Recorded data

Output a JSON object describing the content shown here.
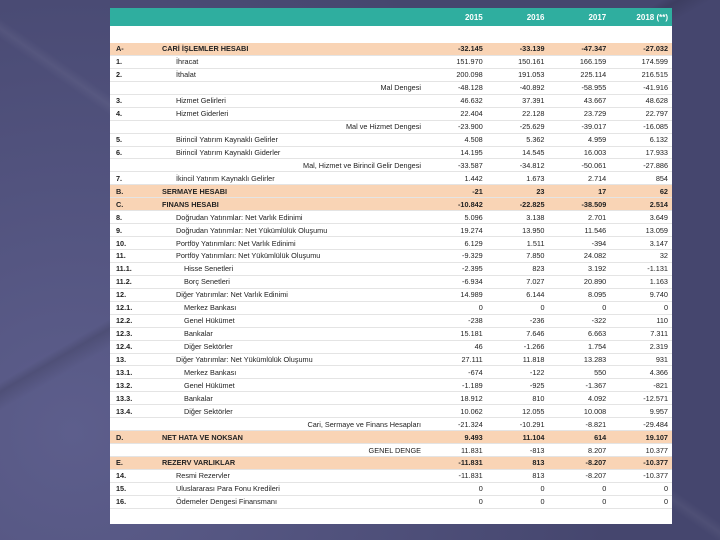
{
  "years": [
    "2015",
    "2016",
    "2017",
    "2018 (**)"
  ],
  "rows": [
    {
      "code": "A-",
      "label": "CARİ İŞLEMLER HESABI",
      "values": [
        "-32.145",
        "-33.139",
        "-47.347",
        "-27.032"
      ],
      "style": "hl"
    },
    {
      "code": "1.",
      "label": "İhracat",
      "values": [
        "151.970",
        "150.161",
        "166.159",
        "174.599"
      ],
      "style": "ind1"
    },
    {
      "code": "2.",
      "label": "İthalat",
      "values": [
        "200.098",
        "191.053",
        "225.114",
        "216.515"
      ],
      "style": "ind1"
    },
    {
      "code": "",
      "label": "Mal Dengesi",
      "values": [
        "-48.128",
        "-40.892",
        "-58.955",
        "-41.916"
      ],
      "style": "right"
    },
    {
      "code": "3.",
      "label": "Hizmet Gelirleri",
      "values": [
        "46.632",
        "37.391",
        "43.667",
        "48.628"
      ],
      "style": "ind1"
    },
    {
      "code": "4.",
      "label": "Hizmet Giderleri",
      "values": [
        "22.404",
        "22.128",
        "23.729",
        "22.797"
      ],
      "style": "ind1"
    },
    {
      "code": "",
      "label": "Mal ve Hizmet Dengesi",
      "values": [
        "-23.900",
        "-25.629",
        "-39.017",
        "-16.085"
      ],
      "style": "right"
    },
    {
      "code": "5.",
      "label": "Birincil Yatırım Kaynaklı Gelirler",
      "values": [
        "4.508",
        "5.362",
        "4.959",
        "6.132"
      ],
      "style": "ind1"
    },
    {
      "code": "6.",
      "label": "Birincil Yatırım Kaynaklı Giderler",
      "values": [
        "14.195",
        "14.545",
        "16.003",
        "17.933"
      ],
      "style": "ind1"
    },
    {
      "code": "",
      "label": "Mal, Hizmet ve Birincil Gelir Dengesi",
      "values": [
        "-33.587",
        "-34.812",
        "-50.061",
        "-27.886"
      ],
      "style": "right"
    },
    {
      "code": "7.",
      "label": "İkincil Yatırım Kaynaklı Gelirler",
      "values": [
        "1.442",
        "1.673",
        "2.714",
        "854"
      ],
      "style": "ind1"
    },
    {
      "code": "B.",
      "label": "SERMAYE HESABI",
      "values": [
        "-21",
        "23",
        "17",
        "62"
      ],
      "style": "hl"
    },
    {
      "code": "C.",
      "label": "FINANS HESABI",
      "values": [
        "-10.842",
        "-22.825",
        "-38.509",
        "2.514"
      ],
      "style": "hl"
    },
    {
      "code": "8.",
      "label": "Doğrudan Yatırımlar: Net Varlık Edinimi",
      "values": [
        "5.096",
        "3.138",
        "2.701",
        "3.649"
      ],
      "style": "ind1"
    },
    {
      "code": "9.",
      "label": "Doğrudan Yatırımlar: Net Yükümlülük Oluşumu",
      "values": [
        "19.274",
        "13.950",
        "11.546",
        "13.059"
      ],
      "style": "ind1"
    },
    {
      "code": "10.",
      "label": "Portföy Yatırımları: Net Varlık Edinimi",
      "values": [
        "6.129",
        "1.511",
        "-394",
        "3.147"
      ],
      "style": "ind1"
    },
    {
      "code": "11.",
      "label": "Portföy Yatırımları: Net Yükümlülük Oluşumu",
      "values": [
        "-9.329",
        "7.850",
        "24.082",
        "32"
      ],
      "style": "ind1"
    },
    {
      "code": "11.1.",
      "label": "Hisse Senetleri",
      "values": [
        "-2.395",
        "823",
        "3.192",
        "-1.131"
      ],
      "style": "ind2"
    },
    {
      "code": "11.2.",
      "label": "Borç Senetleri",
      "values": [
        "-6.934",
        "7.027",
        "20.890",
        "1.163"
      ],
      "style": "ind2"
    },
    {
      "code": "12.",
      "label": "Diğer Yatırımlar: Net Varlık Edinimi",
      "values": [
        "14.989",
        "6.144",
        "8.095",
        "9.740"
      ],
      "style": "ind1"
    },
    {
      "code": "12.1.",
      "label": "Merkez Bankası",
      "values": [
        "0",
        "0",
        "0",
        "0"
      ],
      "style": "ind2"
    },
    {
      "code": "12.2.",
      "label": "Genel Hükümet",
      "values": [
        "-238",
        "-236",
        "-322",
        "110"
      ],
      "style": "ind2"
    },
    {
      "code": "12.3.",
      "label": "Bankalar",
      "values": [
        "15.181",
        "7.646",
        "6.663",
        "7.311"
      ],
      "style": "ind2"
    },
    {
      "code": "12.4.",
      "label": "Diğer Sektörler",
      "values": [
        "46",
        "-1.266",
        "1.754",
        "2.319"
      ],
      "style": "ind2"
    },
    {
      "code": "13.",
      "label": "Diğer Yatırımlar: Net Yükümlülük Oluşumu",
      "values": [
        "27.111",
        "11.818",
        "13.283",
        "931"
      ],
      "style": "ind1"
    },
    {
      "code": "13.1.",
      "label": "Merkez Bankası",
      "values": [
        "-674",
        "-122",
        "550",
        "4.366"
      ],
      "style": "ind2"
    },
    {
      "code": "13.2.",
      "label": "Genel Hükümet",
      "values": [
        "-1.189",
        "-925",
        "-1.367",
        "-821"
      ],
      "style": "ind2"
    },
    {
      "code": "13.3.",
      "label": "Bankalar",
      "values": [
        "18.912",
        "810",
        "4.092",
        "-12.571"
      ],
      "style": "ind2"
    },
    {
      "code": "13.4.",
      "label": "Diğer Sektörler",
      "values": [
        "10.062",
        "12.055",
        "10.008",
        "9.957"
      ],
      "style": "ind2"
    },
    {
      "code": "",
      "label": "Cari, Sermaye ve Finans Hesapları",
      "values": [
        "-21.324",
        "-10.291",
        "-8.821",
        "-29.484"
      ],
      "style": "right"
    },
    {
      "code": "D.",
      "label": "NET HATA VE NOKSAN",
      "values": [
        "9.493",
        "11.104",
        "614",
        "19.107"
      ],
      "style": "hl"
    },
    {
      "code": "",
      "label": "GENEL DENGE",
      "values": [
        "11.831",
        "-813",
        "8.207",
        "10.377"
      ],
      "style": "right"
    },
    {
      "code": "E.",
      "label": "REZERV VARLIKLAR",
      "values": [
        "-11.831",
        "813",
        "-8.207",
        "-10.377"
      ],
      "style": "hl"
    },
    {
      "code": "14.",
      "label": "Resmi Rezervler",
      "values": [
        "-11.831",
        "813",
        "-8.207",
        "-10.377"
      ],
      "style": "ind1"
    },
    {
      "code": "15.",
      "label": "Uluslararası Para Fonu Kredileri",
      "values": [
        "0",
        "0",
        "0",
        "0"
      ],
      "style": "ind1"
    },
    {
      "code": "16.",
      "label": "Ödemeler Dengesi Finansmanı",
      "values": [
        "0",
        "0",
        "0",
        "0"
      ],
      "style": "ind1"
    }
  ]
}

■ **Objective**
Reproduce the entries above exactly. Do not include the images.

■ **Finished answer**
Output a JSON object describing the content shown here.
{
  "years": [
    "2015",
    "2016",
    "2017",
    "2018 (**)"
  ],
  "rows": [
    {
      "code": "A-",
      "label": "CARİ İŞLEMLER HESABI",
      "values": [
        "-32.145",
        "-33.139",
        "-47.347",
        "-27.032"
      ],
      "style": "hl"
    },
    {
      "code": "1.",
      "label": "İhracat",
      "values": [
        "151.970",
        "150.161",
        "166.159",
        "174.599"
      ],
      "style": "ind1"
    },
    {
      "code": "2.",
      "label": "İthalat",
      "values": [
        "200.098",
        "191.053",
        "225.114",
        "216.515"
      ],
      "style": "ind1"
    },
    {
      "code": "",
      "label": "Mal Dengesi",
      "values": [
        "-48.128",
        "-40.892",
        "-58.955",
        "-41.916"
      ],
      "style": "right"
    },
    {
      "code": "3.",
      "label": "Hizmet Gelirleri",
      "values": [
        "46.632",
        "37.391",
        "43.667",
        "48.628"
      ],
      "style": "ind1"
    },
    {
      "code": "4.",
      "label": "Hizmet Giderleri",
      "values": [
        "22.404",
        "22.128",
        "23.729",
        "22.797"
      ],
      "style": "ind1"
    },
    {
      "code": "",
      "label": "Mal ve Hizmet Dengesi",
      "values": [
        "-23.900",
        "-25.629",
        "-39.017",
        "-16.085"
      ],
      "style": "right"
    },
    {
      "code": "5.",
      "label": "Birincil Yatırım Kaynaklı Gelirler",
      "values": [
        "4.508",
        "5.362",
        "4.959",
        "6.132"
      ],
      "style": "ind1"
    },
    {
      "code": "6.",
      "label": "Birincil Yatırım Kaynaklı Giderler",
      "values": [
        "14.195",
        "14.545",
        "16.003",
        "17.933"
      ],
      "style": "ind1"
    },
    {
      "code": "",
      "label": "Mal, Hizmet ve Birincil Gelir Dengesi",
      "values": [
        "-33.587",
        "-34.812",
        "-50.061",
        "-27.886"
      ],
      "style": "right"
    },
    {
      "code": "7.",
      "label": "İkincil Yatırım Kaynaklı Gelirler",
      "values": [
        "1.442",
        "1.673",
        "2.714",
        "854"
      ],
      "style": "ind1"
    },
    {
      "code": "B.",
      "label": "SERMAYE HESABI",
      "values": [
        "-21",
        "23",
        "17",
        "62"
      ],
      "style": "hl"
    },
    {
      "code": "C.",
      "label": "FINANS HESABI",
      "values": [
        "-10.842",
        "-22.825",
        "-38.509",
        "2.514"
      ],
      "style": "hl"
    },
    {
      "code": "8.",
      "label": "Doğrudan Yatırımlar: Net Varlık Edinimi",
      "values": [
        "5.096",
        "3.138",
        "2.701",
        "3.649"
      ],
      "style": "ind1"
    },
    {
      "code": "9.",
      "label": "Doğrudan Yatırımlar: Net Yükümlülük Oluşumu",
      "values": [
        "19.274",
        "13.950",
        "11.546",
        "13.059"
      ],
      "style": "ind1"
    },
    {
      "code": "10.",
      "label": "Portföy Yatırımları: Net Varlık Edinimi",
      "values": [
        "6.129",
        "1.511",
        "-394",
        "3.147"
      ],
      "style": "ind1"
    },
    {
      "code": "11.",
      "label": "Portföy Yatırımları: Net Yükümlülük Oluşumu",
      "values": [
        "-9.329",
        "7.850",
        "24.082",
        "32"
      ],
      "style": "ind1"
    },
    {
      "code": "11.1.",
      "label": "Hisse Senetleri",
      "values": [
        "-2.395",
        "823",
        "3.192",
        "-1.131"
      ],
      "style": "ind2"
    },
    {
      "code": "11.2.",
      "label": "Borç Senetleri",
      "values": [
        "-6.934",
        "7.027",
        "20.890",
        "1.163"
      ],
      "style": "ind2"
    },
    {
      "code": "12.",
      "label": "Diğer Yatırımlar: Net Varlık Edinimi",
      "values": [
        "14.989",
        "6.144",
        "8.095",
        "9.740"
      ],
      "style": "ind1"
    },
    {
      "code": "12.1.",
      "label": "Merkez Bankası",
      "values": [
        "0",
        "0",
        "0",
        "0"
      ],
      "style": "ind2"
    },
    {
      "code": "12.2.",
      "label": "Genel Hükümet",
      "values": [
        "-238",
        "-236",
        "-322",
        "110"
      ],
      "style": "ind2"
    },
    {
      "code": "12.3.",
      "label": "Bankalar",
      "values": [
        "15.181",
        "7.646",
        "6.663",
        "7.311"
      ],
      "style": "ind2"
    },
    {
      "code": "12.4.",
      "label": "Diğer Sektörler",
      "values": [
        "46",
        "-1.266",
        "1.754",
        "2.319"
      ],
      "style": "ind2"
    },
    {
      "code": "13.",
      "label": "Diğer Yatırımlar: Net Yükümlülük Oluşumu",
      "values": [
        "27.111",
        "11.818",
        "13.283",
        "931"
      ],
      "style": "ind1"
    },
    {
      "code": "13.1.",
      "label": "Merkez Bankası",
      "values": [
        "-674",
        "-122",
        "550",
        "4.366"
      ],
      "style": "ind2"
    },
    {
      "code": "13.2.",
      "label": "Genel Hükümet",
      "values": [
        "-1.189",
        "-925",
        "-1.367",
        "-821"
      ],
      "style": "ind2"
    },
    {
      "code": "13.3.",
      "label": "Bankalar",
      "values": [
        "18.912",
        "810",
        "4.092",
        "-12.571"
      ],
      "style": "ind2"
    },
    {
      "code": "13.4.",
      "label": "Diğer Sektörler",
      "values": [
        "10.062",
        "12.055",
        "10.008",
        "9.957"
      ],
      "style": "ind2"
    },
    {
      "code": "",
      "label": "Cari, Sermaye ve Finans Hesapları",
      "values": [
        "-21.324",
        "-10.291",
        "-8.821",
        "-29.484"
      ],
      "style": "right"
    },
    {
      "code": "D.",
      "label": "NET HATA VE NOKSAN",
      "values": [
        "9.493",
        "11.104",
        "614",
        "19.107"
      ],
      "style": "hl"
    },
    {
      "code": "",
      "label": "GENEL DENGE",
      "values": [
        "11.831",
        "-813",
        "8.207",
        "10.377"
      ],
      "style": "right"
    },
    {
      "code": "E.",
      "label": "REZERV VARLIKLAR",
      "values": [
        "-11.831",
        "813",
        "-8.207",
        "-10.377"
      ],
      "style": "hl"
    },
    {
      "code": "14.",
      "label": "Resmi Rezervler",
      "values": [
        "-11.831",
        "813",
        "-8.207",
        "-10.377"
      ],
      "style": "ind1"
    },
    {
      "code": "15.",
      "label": "Uluslararası Para Fonu Kredileri",
      "values": [
        "0",
        "0",
        "0",
        "0"
      ],
      "style": "ind1"
    },
    {
      "code": "16.",
      "label": "Ödemeler Dengesi Finansmanı",
      "values": [
        "0",
        "0",
        "0",
        "0"
      ],
      "style": "ind1"
    }
  ]
}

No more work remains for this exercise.